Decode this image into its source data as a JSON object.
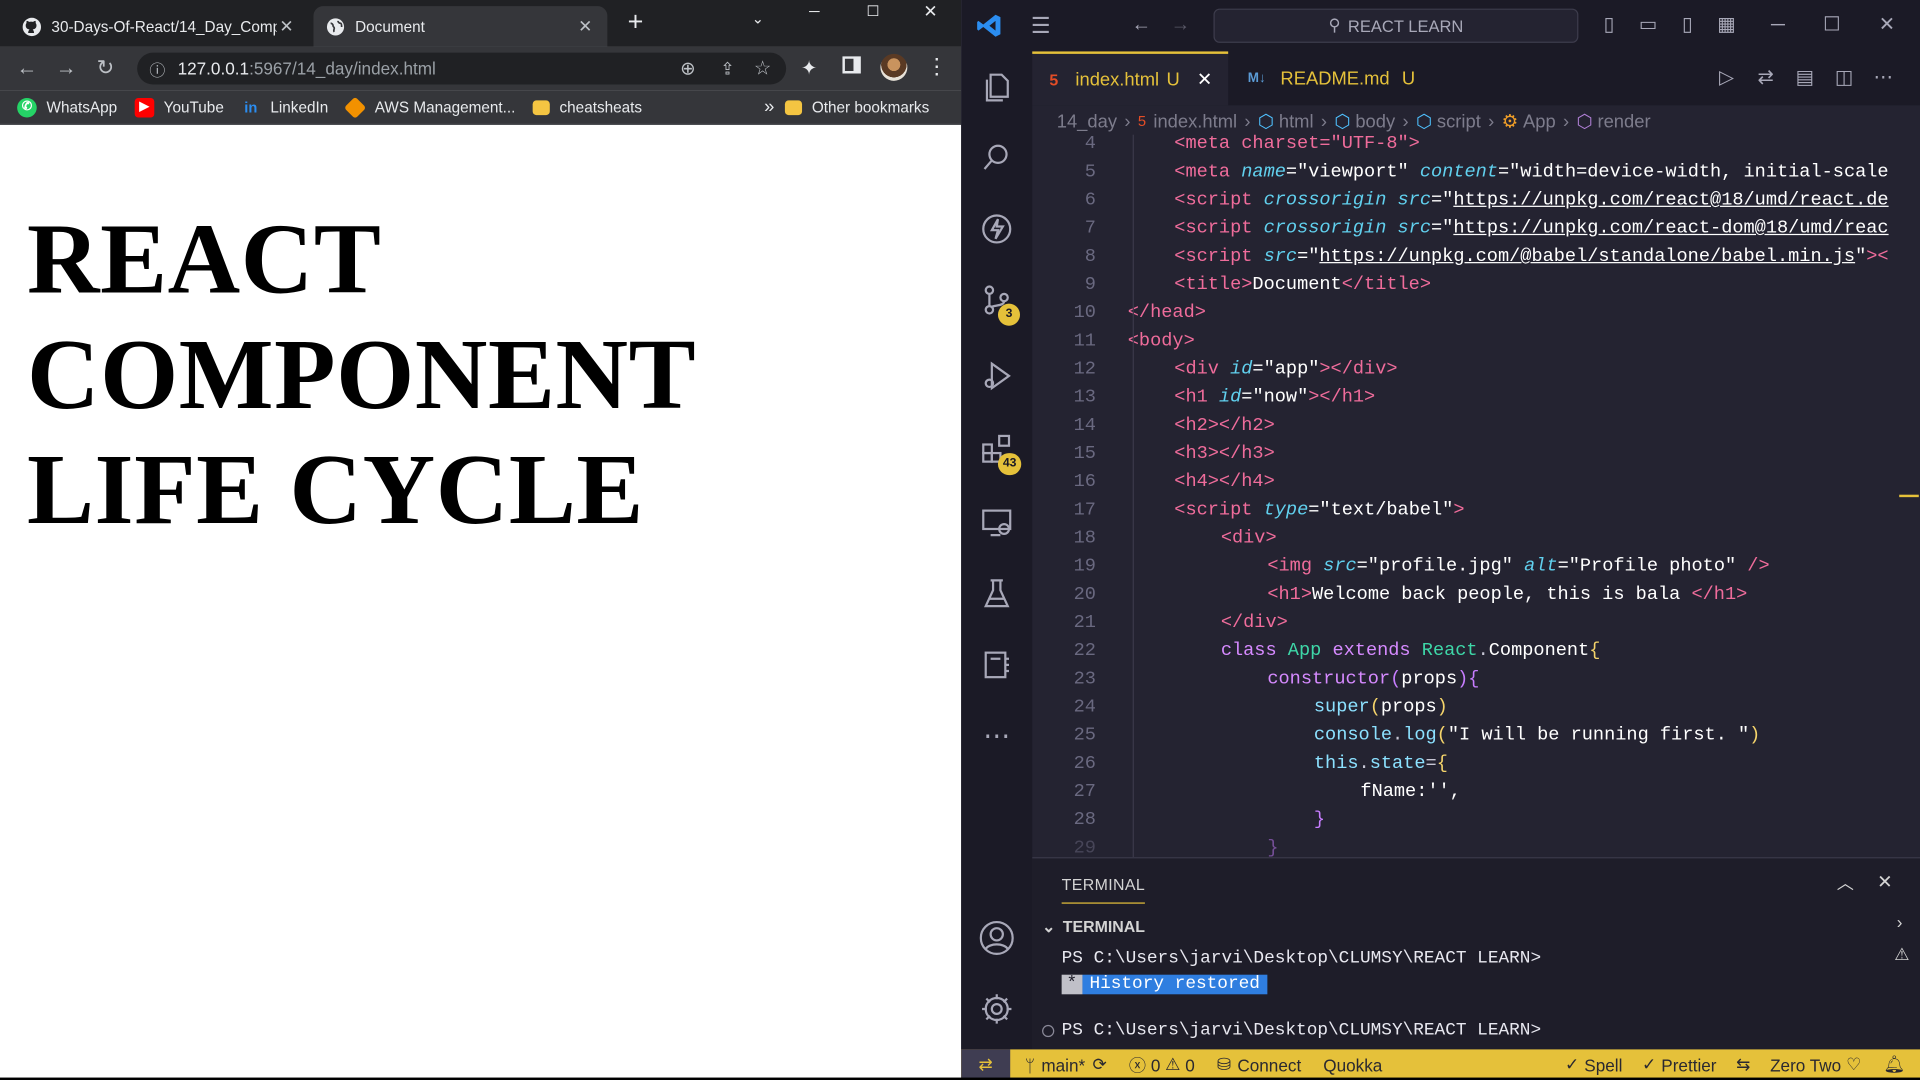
{
  "browser": {
    "tabs": [
      {
        "title": "30-Days-Of-React/14_Day_Comp",
        "icon": "github-icon"
      },
      {
        "title": "Document",
        "icon": "globe-icon"
      }
    ],
    "url_host": "127.0.0.1",
    "url_path": ":5967/14_day/index.html",
    "bookmarks": [
      {
        "label": "WhatsApp",
        "color": "#25d366"
      },
      {
        "label": "YouTube",
        "color": "#ff0000"
      },
      {
        "label": "LinkedIn",
        "color": "#0a66c2"
      },
      {
        "label": "AWS Management...",
        "color": "#f29100"
      },
      {
        "label": "cheatsheats",
        "color": "#f4c542"
      }
    ],
    "bookmarks_overflow": "»",
    "other_bookmarks": "Other bookmarks",
    "page_heading_lines": [
      "REACT",
      "COMPONENT",
      "LIFE CYCLE"
    ]
  },
  "vscode": {
    "search_label": "REACT LEARN",
    "accent": "#e5c13a",
    "activity_badges": {
      "source_control": "3",
      "extensions": "43"
    },
    "editor_tabs": [
      {
        "name": "index.html",
        "status": "U",
        "type": "html"
      },
      {
        "name": "README.md",
        "status": "U",
        "type": "md"
      }
    ],
    "breadcrumbs": [
      "14_day",
      "index.html",
      "html",
      "body",
      "script",
      "App",
      "render"
    ],
    "code_lines": [
      {
        "n": "4"
      },
      {
        "n": "5"
      },
      {
        "n": "6"
      },
      {
        "n": "7"
      },
      {
        "n": "8"
      },
      {
        "n": "9"
      },
      {
        "n": "10"
      },
      {
        "n": "11"
      },
      {
        "n": "12"
      },
      {
        "n": "13"
      },
      {
        "n": "14"
      },
      {
        "n": "15"
      },
      {
        "n": "16"
      },
      {
        "n": "17"
      },
      {
        "n": "18"
      },
      {
        "n": "19"
      },
      {
        "n": "20"
      },
      {
        "n": "21"
      },
      {
        "n": "22"
      },
      {
        "n": "23"
      },
      {
        "n": "24"
      },
      {
        "n": "25"
      },
      {
        "n": "26"
      },
      {
        "n": "27"
      },
      {
        "n": "28"
      }
    ],
    "code_text": {
      "l4": "<meta charset=\"UTF-8\">",
      "l5a": "<meta ",
      "l5b": "name",
      "l5c": "=\"viewport\" ",
      "l5d": "content",
      "l5e": "=\"width=device-width, initial-scale",
      "l6a": "<script ",
      "l6b": "crossorigin",
      "l6c": " src",
      "l6d": "=\"",
      "l6e": "https://unpkg.com/react@18/umd/react.de",
      "l7e": "https://unpkg.com/react-dom@18/umd/reac",
      "l8e": "https://unpkg.com/@babel/standalone/babel.min.js",
      "l9": "Document",
      "l17": "text/babel",
      "l19a": "profile.jpg",
      "l19b": "Profile photo",
      "l20": "Welcome back people, this is bala ",
      "l22a": "class",
      "l22b": "App",
      "l22c": "extends",
      "l22d": "React",
      "l22e": "Component",
      "l23a": "constructor",
      "l23b": "props",
      "l24a": "super",
      "l24b": "props",
      "l25a": "console",
      "l25b": "log",
      "l25c": "\"I will be running first. \"",
      "l26a": "this",
      "l26b": "state",
      "l27": "fName:'',"
    },
    "panel_tab": "TERMINAL",
    "terminal_section": "TERMINAL",
    "terminal_prompt": "PS C:\\Users\\jarvi\\Desktop\\CLUMSY\\REACT LEARN>",
    "history_star": "*",
    "history_msg": "History restored",
    "status": {
      "branch": "main*",
      "errors": "0",
      "warnings": "0",
      "connect": "Connect",
      "quokka": "Quokka",
      "spell": "Spell",
      "prettier": "Prettier",
      "theme": "Zero Two"
    }
  }
}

Required task.
Which lines include the word "https"? List them all.

Reply to the exercise.
      "l6e": "https://unpkg.com/react@18/umd/react.de",
      "l7e": "https://unpkg.com/react-dom@18/umd/reac",
      "l8e": "https://unpkg.com/@babel/standalone/babel.min.js",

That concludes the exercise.